- [Exercise task]
Provide an exact reproduction of every entry.

- [Exercise inputs]
◇ ◇ ◇ ◇ ◇ ◇ ◇

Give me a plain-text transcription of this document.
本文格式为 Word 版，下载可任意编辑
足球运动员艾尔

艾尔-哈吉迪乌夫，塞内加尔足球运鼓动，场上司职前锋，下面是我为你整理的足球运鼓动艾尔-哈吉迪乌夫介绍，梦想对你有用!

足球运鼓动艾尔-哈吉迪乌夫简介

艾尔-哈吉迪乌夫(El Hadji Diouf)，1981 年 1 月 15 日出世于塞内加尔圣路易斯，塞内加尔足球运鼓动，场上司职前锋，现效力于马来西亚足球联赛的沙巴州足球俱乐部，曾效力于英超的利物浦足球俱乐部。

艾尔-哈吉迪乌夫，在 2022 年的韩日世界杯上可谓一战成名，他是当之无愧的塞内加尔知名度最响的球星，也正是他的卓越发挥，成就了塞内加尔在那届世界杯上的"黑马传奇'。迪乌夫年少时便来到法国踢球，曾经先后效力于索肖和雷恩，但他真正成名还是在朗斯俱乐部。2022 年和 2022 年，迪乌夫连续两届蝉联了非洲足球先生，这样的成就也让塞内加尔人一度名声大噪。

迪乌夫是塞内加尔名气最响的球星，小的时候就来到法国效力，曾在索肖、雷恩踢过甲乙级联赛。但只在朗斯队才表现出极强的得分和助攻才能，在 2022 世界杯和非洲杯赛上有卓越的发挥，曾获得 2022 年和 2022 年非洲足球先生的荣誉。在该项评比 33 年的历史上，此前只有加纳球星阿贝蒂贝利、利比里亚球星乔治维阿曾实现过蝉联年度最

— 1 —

◇ ◇ ◇ ◇ ◇ ◇ ◇

- [Answer to the exercise]
Give me a plain-text transcription of this document.
本文格式为 Word 版，下载可任意编辑
足球运动员艾尔

艾尔-哈吉迪乌夫，塞内加尔足球运鼓动，场上司职前锋，下面是我为你整理的足球运鼓动艾尔-哈吉迪乌夫介绍，梦想对你有用!

足球运鼓动艾尔-哈吉迪乌夫简介

艾尔-哈吉迪乌夫(El Hadji Diouf)，1981 年 1 月 15 日出世于塞内加尔圣路易斯，塞内加尔足球运鼓动，场上司职前锋，现效力于马来西亚足球联赛的沙巴州足球俱乐部，曾效力于英超的利物浦足球俱乐部。

艾尔-哈吉迪乌夫，在 2022 年的韩日世界杯上可谓一战成名，他是当之无愧的塞内加尔知名度最响的球星，也正是他的卓越发挥，成就了塞内加尔在那届世界杯上的"黑马传奇'。迪乌夫年少时便来到法国踢球，曾经先后效力于索肖和雷恩，但他真正成名还是在朗斯俱乐部。2022 年和 2022 年，迪乌夫连续两届蝉联了非洲足球先生，这样的成就也让塞内加尔人一度名声大噪。

迪乌夫是塞内加尔名气最响的球星，小的时候就来到法国效力，曾在索肖、雷恩踢过甲乙级联赛。但只在朗斯队才表现出极强的得分和助攻才能，在 2022 世界杯和非洲杯赛上有卓越的发挥，曾获得 2022 年和 2022 年非洲足球先生的荣誉。在该项评比 33 年的历史上，此前只有加纳球星阿贝蒂贝利、利比里亚球星乔治维阿曾实现过蝉联年度最

— 1 —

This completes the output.